*PROBLEM*: All of the entries need to be written out again, exactly as they are.

*STORED RECORDS*:
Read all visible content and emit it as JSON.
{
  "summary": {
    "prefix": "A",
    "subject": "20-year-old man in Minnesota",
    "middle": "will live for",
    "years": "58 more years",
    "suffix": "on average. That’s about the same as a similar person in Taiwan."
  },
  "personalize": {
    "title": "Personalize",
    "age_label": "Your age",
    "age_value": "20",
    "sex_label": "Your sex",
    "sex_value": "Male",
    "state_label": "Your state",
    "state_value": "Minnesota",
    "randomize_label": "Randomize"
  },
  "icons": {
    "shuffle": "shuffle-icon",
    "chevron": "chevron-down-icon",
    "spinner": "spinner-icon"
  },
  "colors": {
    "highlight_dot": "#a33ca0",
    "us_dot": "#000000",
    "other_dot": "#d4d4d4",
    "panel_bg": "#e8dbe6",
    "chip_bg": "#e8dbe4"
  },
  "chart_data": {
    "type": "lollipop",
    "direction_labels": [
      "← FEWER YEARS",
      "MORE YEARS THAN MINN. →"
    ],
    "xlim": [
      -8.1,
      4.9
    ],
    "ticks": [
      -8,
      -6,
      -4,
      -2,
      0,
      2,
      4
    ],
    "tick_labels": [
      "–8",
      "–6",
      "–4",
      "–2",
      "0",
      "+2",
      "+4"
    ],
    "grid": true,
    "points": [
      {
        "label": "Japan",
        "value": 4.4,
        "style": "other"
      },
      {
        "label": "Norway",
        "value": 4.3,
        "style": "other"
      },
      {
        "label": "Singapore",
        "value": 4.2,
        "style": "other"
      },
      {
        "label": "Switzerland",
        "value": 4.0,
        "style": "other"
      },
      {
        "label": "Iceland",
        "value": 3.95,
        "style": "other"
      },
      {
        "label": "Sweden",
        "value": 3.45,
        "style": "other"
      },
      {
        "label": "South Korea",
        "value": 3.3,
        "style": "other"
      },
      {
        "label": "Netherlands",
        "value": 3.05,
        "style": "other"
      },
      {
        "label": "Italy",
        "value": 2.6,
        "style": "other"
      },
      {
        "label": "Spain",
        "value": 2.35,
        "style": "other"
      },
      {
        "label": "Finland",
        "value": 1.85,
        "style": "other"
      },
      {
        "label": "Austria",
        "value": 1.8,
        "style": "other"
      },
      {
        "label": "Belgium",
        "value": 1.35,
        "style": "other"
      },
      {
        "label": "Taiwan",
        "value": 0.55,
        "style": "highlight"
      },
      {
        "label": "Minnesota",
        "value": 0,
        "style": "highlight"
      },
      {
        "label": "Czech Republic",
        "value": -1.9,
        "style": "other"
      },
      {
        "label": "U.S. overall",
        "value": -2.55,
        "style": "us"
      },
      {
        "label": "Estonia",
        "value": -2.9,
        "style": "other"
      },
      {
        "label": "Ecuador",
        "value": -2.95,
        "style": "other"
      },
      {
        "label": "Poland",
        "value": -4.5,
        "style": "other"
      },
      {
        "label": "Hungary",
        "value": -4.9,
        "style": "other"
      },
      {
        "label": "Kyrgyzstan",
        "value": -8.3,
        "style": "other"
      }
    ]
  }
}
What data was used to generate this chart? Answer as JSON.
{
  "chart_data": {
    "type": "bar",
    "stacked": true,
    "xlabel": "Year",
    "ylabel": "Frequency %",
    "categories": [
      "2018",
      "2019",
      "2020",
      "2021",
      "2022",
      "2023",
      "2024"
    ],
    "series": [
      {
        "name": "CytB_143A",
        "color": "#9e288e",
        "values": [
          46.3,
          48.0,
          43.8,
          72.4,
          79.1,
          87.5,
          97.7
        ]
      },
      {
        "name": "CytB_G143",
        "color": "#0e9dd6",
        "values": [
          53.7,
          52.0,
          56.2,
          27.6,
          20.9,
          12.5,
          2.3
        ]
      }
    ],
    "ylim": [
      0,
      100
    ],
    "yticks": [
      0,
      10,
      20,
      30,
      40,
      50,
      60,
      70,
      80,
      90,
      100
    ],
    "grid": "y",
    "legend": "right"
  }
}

*FULL OUTPUT*:
Read all visible content and emit it as JSON.
{
  "summary": {
    "prefix": "A",
    "subject": "20-year-old man in Minnesota",
    "middle": "will live for",
    "years": "58 more years",
    "suffix": "on average. That’s about the same as a similar person in Taiwan."
  },
  "personalize": {
    "title": "Personalize",
    "age_label": "Your age",
    "age_value": "20",
    "sex_label": "Your sex",
    "sex_value": "Male",
    "state_label": "Your state",
    "state_value": "Minnesota",
    "randomize_label": "Randomize"
  },
  "icons": {
    "shuffle": "shuffle-icon",
    "chevron": "chevron-down-icon",
    "spinner": "spinner-icon"
  },
  "colors": {
    "highlight_dot": "#a33ca0",
    "us_dot": "#000000",
    "other_dot": "#d4d4d4",
    "panel_bg": "#e8dbe6",
    "chip_bg": "#e8dbe4"
  },
  "chart_data": {
    "type": "lollipop",
    "direction_labels": [
      "← FEWER YEARS",
      "MORE YEARS THAN MINN. →"
    ],
    "xlim": [
      -8.1,
      4.9
    ],
    "ticks": [
      -8,
      -6,
      -4,
      -2,
      0,
      2,
      4
    ],
    "tick_labels": [
      "–8",
      "–6",
      "–4",
      "–2",
      "0",
      "+2",
      "+4"
    ],
    "grid": true,
    "points": [
      {
        "label": "Japan",
        "value": 4.4,
        "style": "other"
      },
      {
        "label": "Norway",
        "value": 4.3,
        "style": "other"
      },
      {
        "label": "Singapore",
        "value": 4.2,
        "style": "other"
      },
      {
        "label": "Switzerland",
        "value": 4.0,
        "style": "other"
      },
      {
        "label": "Iceland",
        "value": 3.95,
        "style": "other"
      },
      {
        "label": "Sweden",
        "value": 3.45,
        "style": "other"
      },
      {
        "label": "South Korea",
        "value": 3.3,
        "style": "other"
      },
      {
        "label": "Netherlands",
        "value": 3.05,
        "style": "other"
      },
      {
        "label": "Italy",
        "value": 2.6,
        "style": "other"
      },
      {
        "label": "Spain",
        "value": 2.35,
        "style": "other"
      },
      {
        "label": "Finland",
        "value": 1.85,
        "style": "other"
      },
      {
        "label": "Austria",
        "value": 1.8,
        "style": "other"
      },
      {
        "label": "Belgium",
        "value": 1.35,
        "style": "other"
      },
      {
        "label": "Taiwan",
        "value": 0.55,
        "style": "highlight"
      },
      {
        "label": "Minnesota",
        "value": 0,
        "style": "highlight"
      },
      {
        "label": "Czech Republic",
        "value": -1.9,
        "style": "other"
      },
      {
        "label": "U.S. overall",
        "value": -2.55,
        "style": "us"
      },
      {
        "label": "Estonia",
        "value": -2.9,
        "style": "other"
      },
      {
        "label": "Ecuador",
        "value": -2.95,
        "style": "other"
      },
      {
        "label": "Poland",
        "value": -4.5,
        "style": "other"
      },
      {
        "label": "Hungary",
        "value": -4.9,
        "style": "other"
      },
      {
        "label": "Kyrgyzstan",
        "value": -8.3,
        "style": "other"
      }
    ]
  }
}
What data was used to generate this chart? Answer as JSON.
{
  "chart_data": {
    "type": "bar",
    "stacked": true,
    "xlabel": "Year",
    "ylabel": "Frequency %",
    "categories": [
      "2018",
      "2019",
      "2020",
      "2021",
      "2022",
      "2023",
      "2024"
    ],
    "series": [
      {
        "name": "CytB_143A",
        "color": "#9e288e",
        "values": [
          46.3,
          48.0,
          43.8,
          72.4,
          79.1,
          87.5,
          97.7
        ]
      },
      {
        "name": "CytB_G143",
        "color": "#0e9dd6",
        "values": [
          53.7,
          52.0,
          56.2,
          27.6,
          20.9,
          12.5,
          2.3
        ]
      }
    ],
    "ylim": [
      0,
      100
    ],
    "yticks": [
      0,
      10,
      20,
      30,
      40,
      50,
      60,
      70,
      80,
      90,
      100
    ],
    "grid": "y",
    "legend": "right"
  }
}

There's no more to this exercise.